-- START RECORD EXCERPTS --

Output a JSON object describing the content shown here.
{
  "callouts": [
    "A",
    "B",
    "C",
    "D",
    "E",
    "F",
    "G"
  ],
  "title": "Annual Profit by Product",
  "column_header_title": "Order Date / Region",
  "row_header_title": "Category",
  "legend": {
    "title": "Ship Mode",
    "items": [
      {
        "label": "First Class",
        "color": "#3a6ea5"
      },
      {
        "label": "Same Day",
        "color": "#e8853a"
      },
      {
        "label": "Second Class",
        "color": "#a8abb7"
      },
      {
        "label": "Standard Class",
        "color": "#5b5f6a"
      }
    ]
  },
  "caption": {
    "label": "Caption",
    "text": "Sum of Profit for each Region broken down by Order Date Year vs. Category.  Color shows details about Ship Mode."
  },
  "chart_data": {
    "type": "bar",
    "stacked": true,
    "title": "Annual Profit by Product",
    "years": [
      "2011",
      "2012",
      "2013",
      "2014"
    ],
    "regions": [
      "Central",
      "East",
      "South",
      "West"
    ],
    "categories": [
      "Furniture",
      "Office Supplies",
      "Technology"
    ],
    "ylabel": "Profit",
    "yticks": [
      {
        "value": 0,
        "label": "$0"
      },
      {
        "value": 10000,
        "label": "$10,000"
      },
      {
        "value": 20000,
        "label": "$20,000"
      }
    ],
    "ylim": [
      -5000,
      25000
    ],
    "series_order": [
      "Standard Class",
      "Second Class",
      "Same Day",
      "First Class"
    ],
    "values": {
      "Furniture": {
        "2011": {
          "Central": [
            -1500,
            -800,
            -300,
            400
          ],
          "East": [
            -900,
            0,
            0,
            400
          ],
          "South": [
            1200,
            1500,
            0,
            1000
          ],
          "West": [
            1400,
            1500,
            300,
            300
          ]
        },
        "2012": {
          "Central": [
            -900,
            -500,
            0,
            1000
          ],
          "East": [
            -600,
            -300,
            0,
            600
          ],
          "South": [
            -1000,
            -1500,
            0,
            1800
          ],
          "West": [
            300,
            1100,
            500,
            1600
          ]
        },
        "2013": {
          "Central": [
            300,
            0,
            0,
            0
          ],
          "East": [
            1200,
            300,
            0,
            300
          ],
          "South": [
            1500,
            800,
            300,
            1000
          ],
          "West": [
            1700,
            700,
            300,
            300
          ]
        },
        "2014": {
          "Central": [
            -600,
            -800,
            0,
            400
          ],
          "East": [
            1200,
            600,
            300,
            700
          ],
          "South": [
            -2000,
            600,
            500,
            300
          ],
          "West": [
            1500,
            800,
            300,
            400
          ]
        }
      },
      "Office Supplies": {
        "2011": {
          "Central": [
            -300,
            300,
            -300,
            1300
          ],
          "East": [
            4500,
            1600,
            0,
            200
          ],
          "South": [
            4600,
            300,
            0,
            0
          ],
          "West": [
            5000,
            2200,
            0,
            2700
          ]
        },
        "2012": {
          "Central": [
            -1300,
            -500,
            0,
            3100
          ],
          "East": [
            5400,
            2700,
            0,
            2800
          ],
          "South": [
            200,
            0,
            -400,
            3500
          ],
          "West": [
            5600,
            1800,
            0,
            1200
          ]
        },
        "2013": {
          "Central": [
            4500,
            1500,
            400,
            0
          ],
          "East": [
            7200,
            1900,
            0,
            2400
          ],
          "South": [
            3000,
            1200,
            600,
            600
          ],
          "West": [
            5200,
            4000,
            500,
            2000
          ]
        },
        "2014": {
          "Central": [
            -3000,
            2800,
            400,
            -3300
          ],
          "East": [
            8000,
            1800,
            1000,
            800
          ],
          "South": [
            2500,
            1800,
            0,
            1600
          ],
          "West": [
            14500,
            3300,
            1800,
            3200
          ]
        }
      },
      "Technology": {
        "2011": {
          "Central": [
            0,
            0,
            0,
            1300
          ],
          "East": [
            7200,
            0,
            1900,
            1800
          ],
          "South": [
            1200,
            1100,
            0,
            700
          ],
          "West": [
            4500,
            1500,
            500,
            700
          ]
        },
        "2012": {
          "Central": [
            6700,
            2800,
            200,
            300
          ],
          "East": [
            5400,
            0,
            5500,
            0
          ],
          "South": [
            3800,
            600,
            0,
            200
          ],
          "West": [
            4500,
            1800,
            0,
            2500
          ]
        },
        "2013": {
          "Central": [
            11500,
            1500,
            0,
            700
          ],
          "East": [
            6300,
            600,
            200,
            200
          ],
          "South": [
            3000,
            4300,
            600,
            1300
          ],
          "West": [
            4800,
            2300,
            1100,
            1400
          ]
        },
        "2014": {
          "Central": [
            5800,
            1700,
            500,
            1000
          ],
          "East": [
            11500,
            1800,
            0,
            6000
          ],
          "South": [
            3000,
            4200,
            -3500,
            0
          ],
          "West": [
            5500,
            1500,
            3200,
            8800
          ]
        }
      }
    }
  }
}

-- END RECORD EXCERPTS --

• [DO THIS] Of the lines in this listing, report how many contain the string "Standard", and give the number only.

• [RESPONSE] 2